▶ _PROMPT_: Print the records below exactly as they appear.

[Stored data]
━━━━━━
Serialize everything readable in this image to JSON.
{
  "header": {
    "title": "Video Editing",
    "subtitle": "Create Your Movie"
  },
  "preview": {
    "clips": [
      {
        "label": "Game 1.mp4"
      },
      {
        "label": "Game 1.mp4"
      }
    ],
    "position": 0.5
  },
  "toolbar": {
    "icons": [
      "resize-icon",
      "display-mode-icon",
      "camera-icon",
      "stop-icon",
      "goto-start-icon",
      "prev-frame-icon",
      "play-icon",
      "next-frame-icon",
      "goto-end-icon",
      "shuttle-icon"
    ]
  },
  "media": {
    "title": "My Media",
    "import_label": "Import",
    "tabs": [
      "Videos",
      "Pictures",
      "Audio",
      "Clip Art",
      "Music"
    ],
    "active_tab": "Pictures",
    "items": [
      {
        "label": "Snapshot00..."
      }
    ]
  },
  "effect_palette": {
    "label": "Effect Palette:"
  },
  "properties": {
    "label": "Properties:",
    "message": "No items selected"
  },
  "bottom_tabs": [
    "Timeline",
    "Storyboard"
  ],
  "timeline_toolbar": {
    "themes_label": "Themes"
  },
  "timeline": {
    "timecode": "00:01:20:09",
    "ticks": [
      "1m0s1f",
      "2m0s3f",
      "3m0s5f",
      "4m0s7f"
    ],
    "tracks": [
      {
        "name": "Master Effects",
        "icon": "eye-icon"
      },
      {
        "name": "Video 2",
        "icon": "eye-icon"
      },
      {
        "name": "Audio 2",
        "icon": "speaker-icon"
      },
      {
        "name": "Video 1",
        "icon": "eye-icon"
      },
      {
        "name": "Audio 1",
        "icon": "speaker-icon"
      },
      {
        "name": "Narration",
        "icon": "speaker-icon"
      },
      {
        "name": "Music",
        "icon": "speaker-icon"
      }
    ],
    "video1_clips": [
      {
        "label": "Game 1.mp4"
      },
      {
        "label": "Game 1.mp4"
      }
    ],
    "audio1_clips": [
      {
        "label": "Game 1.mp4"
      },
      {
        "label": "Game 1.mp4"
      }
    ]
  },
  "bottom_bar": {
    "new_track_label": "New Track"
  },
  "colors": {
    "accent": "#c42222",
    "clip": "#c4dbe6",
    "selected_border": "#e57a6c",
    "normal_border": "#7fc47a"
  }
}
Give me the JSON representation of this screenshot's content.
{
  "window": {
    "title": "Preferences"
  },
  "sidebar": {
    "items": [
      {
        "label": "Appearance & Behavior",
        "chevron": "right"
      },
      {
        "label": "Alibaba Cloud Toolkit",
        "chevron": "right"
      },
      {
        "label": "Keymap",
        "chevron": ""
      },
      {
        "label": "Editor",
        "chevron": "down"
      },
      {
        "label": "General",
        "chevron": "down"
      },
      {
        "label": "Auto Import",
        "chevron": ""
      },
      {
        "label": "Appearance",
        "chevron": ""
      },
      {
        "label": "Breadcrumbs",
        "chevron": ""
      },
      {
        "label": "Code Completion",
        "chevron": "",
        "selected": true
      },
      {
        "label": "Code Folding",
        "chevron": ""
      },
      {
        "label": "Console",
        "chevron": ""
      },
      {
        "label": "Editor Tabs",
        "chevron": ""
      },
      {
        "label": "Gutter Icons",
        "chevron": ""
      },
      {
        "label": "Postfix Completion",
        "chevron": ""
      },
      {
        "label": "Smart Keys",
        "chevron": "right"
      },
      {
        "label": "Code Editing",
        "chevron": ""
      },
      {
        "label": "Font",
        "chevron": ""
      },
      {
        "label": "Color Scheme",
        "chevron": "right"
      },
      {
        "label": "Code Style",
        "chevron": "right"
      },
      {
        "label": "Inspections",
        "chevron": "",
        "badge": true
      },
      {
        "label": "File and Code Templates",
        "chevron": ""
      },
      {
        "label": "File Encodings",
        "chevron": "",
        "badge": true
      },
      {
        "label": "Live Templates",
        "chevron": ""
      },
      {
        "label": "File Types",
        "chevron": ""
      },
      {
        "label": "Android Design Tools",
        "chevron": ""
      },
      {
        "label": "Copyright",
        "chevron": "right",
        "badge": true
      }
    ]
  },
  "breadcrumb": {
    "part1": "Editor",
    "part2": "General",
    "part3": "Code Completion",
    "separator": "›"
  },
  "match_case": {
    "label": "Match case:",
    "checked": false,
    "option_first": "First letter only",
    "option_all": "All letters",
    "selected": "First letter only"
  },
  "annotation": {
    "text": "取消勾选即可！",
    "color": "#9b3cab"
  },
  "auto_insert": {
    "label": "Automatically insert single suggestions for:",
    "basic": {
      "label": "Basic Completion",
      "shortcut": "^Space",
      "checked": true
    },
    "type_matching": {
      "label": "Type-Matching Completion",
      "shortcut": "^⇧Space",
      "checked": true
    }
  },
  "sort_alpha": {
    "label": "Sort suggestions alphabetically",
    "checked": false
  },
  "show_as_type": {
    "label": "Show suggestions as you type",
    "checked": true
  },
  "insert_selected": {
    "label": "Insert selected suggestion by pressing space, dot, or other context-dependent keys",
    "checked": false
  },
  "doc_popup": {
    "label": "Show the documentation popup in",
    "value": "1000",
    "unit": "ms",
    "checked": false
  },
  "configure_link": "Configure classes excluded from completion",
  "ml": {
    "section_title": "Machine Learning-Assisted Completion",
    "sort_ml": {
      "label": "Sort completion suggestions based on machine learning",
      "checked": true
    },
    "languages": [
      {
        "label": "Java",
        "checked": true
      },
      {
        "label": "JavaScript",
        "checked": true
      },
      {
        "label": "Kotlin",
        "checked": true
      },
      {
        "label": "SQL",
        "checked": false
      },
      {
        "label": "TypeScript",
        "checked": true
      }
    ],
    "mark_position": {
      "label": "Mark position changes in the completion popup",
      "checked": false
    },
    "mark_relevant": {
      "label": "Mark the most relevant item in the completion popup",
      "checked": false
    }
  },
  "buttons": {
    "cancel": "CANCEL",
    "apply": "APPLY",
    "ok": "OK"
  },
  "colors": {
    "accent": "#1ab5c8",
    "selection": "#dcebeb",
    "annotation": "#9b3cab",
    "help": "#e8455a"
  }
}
━━━━━━
▶ _SOLUTION FOR THIS TASK_:
Serialize everything readable in this image to JSON.
{
  "header": {
    "title": "Video Editing",
    "subtitle": "Create Your Movie"
  },
  "preview": {
    "clips": [
      {
        "label": "Game 1.mp4"
      },
      {
        "label": "Game 1.mp4"
      }
    ],
    "position": 0.5
  },
  "toolbar": {
    "icons": [
      "resize-icon",
      "display-mode-icon",
      "camera-icon",
      "stop-icon",
      "goto-start-icon",
      "prev-frame-icon",
      "play-icon",
      "next-frame-icon",
      "goto-end-icon",
      "shuttle-icon"
    ]
  },
  "media": {
    "title": "My Media",
    "import_label": "Import",
    "tabs": [
      "Videos",
      "Pictures",
      "Audio",
      "Clip Art",
      "Music"
    ],
    "active_tab": "Pictures",
    "items": [
      {
        "label": "Snapshot00..."
      }
    ]
  },
  "effect_palette": {
    "label": "Effect Palette:"
  },
  "properties": {
    "label": "Properties:",
    "message": "No items selected"
  },
  "bottom_tabs": [
    "Timeline",
    "Storyboard"
  ],
  "timeline_toolbar": {
    "themes_label": "Themes"
  },
  "timeline": {
    "timecode": "00:01:20:09",
    "ticks": [
      "1m0s1f",
      "2m0s3f",
      "3m0s5f",
      "4m0s7f"
    ],
    "tracks": [
      {
        "name": "Master Effects",
        "icon": "eye-icon"
      },
      {
        "name": "Video 2",
        "icon": "eye-icon"
      },
      {
        "name": "Audio 2",
        "icon": "speaker-icon"
      },
      {
        "name": "Video 1",
        "icon": "eye-icon"
      },
      {
        "name": "Audio 1",
        "icon": "speaker-icon"
      },
      {
        "name": "Narration",
        "icon": "speaker-icon"
      },
      {
        "name": "Music",
        "icon": "speaker-icon"
      }
    ],
    "video1_clips": [
      {
        "label": "Game 1.mp4"
      },
      {
        "label": "Game 1.mp4"
      }
    ],
    "audio1_clips": [
      {
        "label": "Game 1.mp4"
      },
      {
        "label": "Game 1.mp4"
      }
    ]
  },
  "bottom_bar": {
    "new_track_label": "New Track"
  },
  "colors": {
    "accent": "#c42222",
    "clip": "#c4dbe6",
    "selected_border": "#e57a6c",
    "normal_border": "#7fc47a"
  }
}
Give me the JSON representation of this screenshot's content.
{
  "window": {
    "title": "Preferences"
  },
  "sidebar": {
    "items": [
      {
        "label": "Appearance & Behavior",
        "chevron": "right"
      },
      {
        "label": "Alibaba Cloud Toolkit",
        "chevron": "right"
      },
      {
        "label": "Keymap",
        "chevron": ""
      },
      {
        "label": "Editor",
        "chevron": "down"
      },
      {
        "label": "General",
        "chevron": "down"
      },
      {
        "label": "Auto Import",
        "chevron": ""
      },
      {
        "label": "Appearance",
        "chevron": ""
      },
      {
        "label": "Breadcrumbs",
        "chevron": ""
      },
      {
        "label": "Code Completion",
        "chevron": "",
        "selected": true
      },
      {
        "label": "Code Folding",
        "chevron": ""
      },
      {
        "label": "Console",
        "chevron": ""
      },
      {
        "label": "Editor Tabs",
        "chevron": ""
      },
      {
        "label": "Gutter Icons",
        "chevron": ""
      },
      {
        "label": "Postfix Completion",
        "chevron": ""
      },
      {
        "label": "Smart Keys",
        "chevron": "right"
      },
      {
        "label": "Code Editing",
        "chevron": ""
      },
      {
        "label": "Font",
        "chevron": ""
      },
      {
        "label": "Color Scheme",
        "chevron": "right"
      },
      {
        "label": "Code Style",
        "chevron": "right"
      },
      {
        "label": "Inspections",
        "chevron": "",
        "badge": true
      },
      {
        "label": "File and Code Templates",
        "chevron": ""
      },
      {
        "label": "File Encodings",
        "chevron": "",
        "badge": true
      },
      {
        "label": "Live Templates",
        "chevron": ""
      },
      {
        "label": "File Types",
        "chevron": ""
      },
      {
        "label": "Android Design Tools",
        "chevron": ""
      },
      {
        "label": "Copyright",
        "chevron": "right",
        "badge": true
      }
    ]
  },
  "breadcrumb": {
    "part1": "Editor",
    "part2": "General",
    "part3": "Code Completion",
    "separator": "›"
  },
  "match_case": {
    "label": "Match case:",
    "checked": false,
    "option_first": "First letter only",
    "option_all": "All letters",
    "selected": "First letter only"
  },
  "annotation": {
    "text": "取消勾选即可！",
    "color": "#9b3cab"
  },
  "auto_insert": {
    "label": "Automatically insert single suggestions for:",
    "basic": {
      "label": "Basic Completion",
      "shortcut": "^Space",
      "checked": true
    },
    "type_matching": {
      "label": "Type-Matching Completion",
      "shortcut": "^⇧Space",
      "checked": true
    }
  },
  "sort_alpha": {
    "label": "Sort suggestions alphabetically",
    "checked": false
  },
  "show_as_type": {
    "label": "Show suggestions as you type",
    "checked": true
  },
  "insert_selected": {
    "label": "Insert selected suggestion by pressing space, dot, or other context-dependent keys",
    "checked": false
  },
  "doc_popup": {
    "label": "Show the documentation popup in",
    "value": "1000",
    "unit": "ms",
    "checked": false
  },
  "configure_link": "Configure classes excluded from completion",
  "ml": {
    "section_title": "Machine Learning-Assisted Completion",
    "sort_ml": {
      "label": "Sort completion suggestions based on machine learning",
      "checked": true
    },
    "languages": [
      {
        "label": "Java",
        "checked": true
      },
      {
        "label": "JavaScript",
        "checked": true
      },
      {
        "label": "Kotlin",
        "checked": true
      },
      {
        "label": "SQL",
        "checked": false
      },
      {
        "label": "TypeScript",
        "checked": true
      }
    ],
    "mark_position": {
      "label": "Mark position changes in the completion popup",
      "checked": false
    },
    "mark_relevant": {
      "label": "Mark the most relevant item in the completion popup",
      "checked": false
    }
  },
  "buttons": {
    "cancel": "CANCEL",
    "apply": "APPLY",
    "ok": "OK"
  },
  "colors": {
    "accent": "#1ab5c8",
    "selection": "#dcebeb",
    "annotation": "#9b3cab",
    "help": "#e8455a"
  }
}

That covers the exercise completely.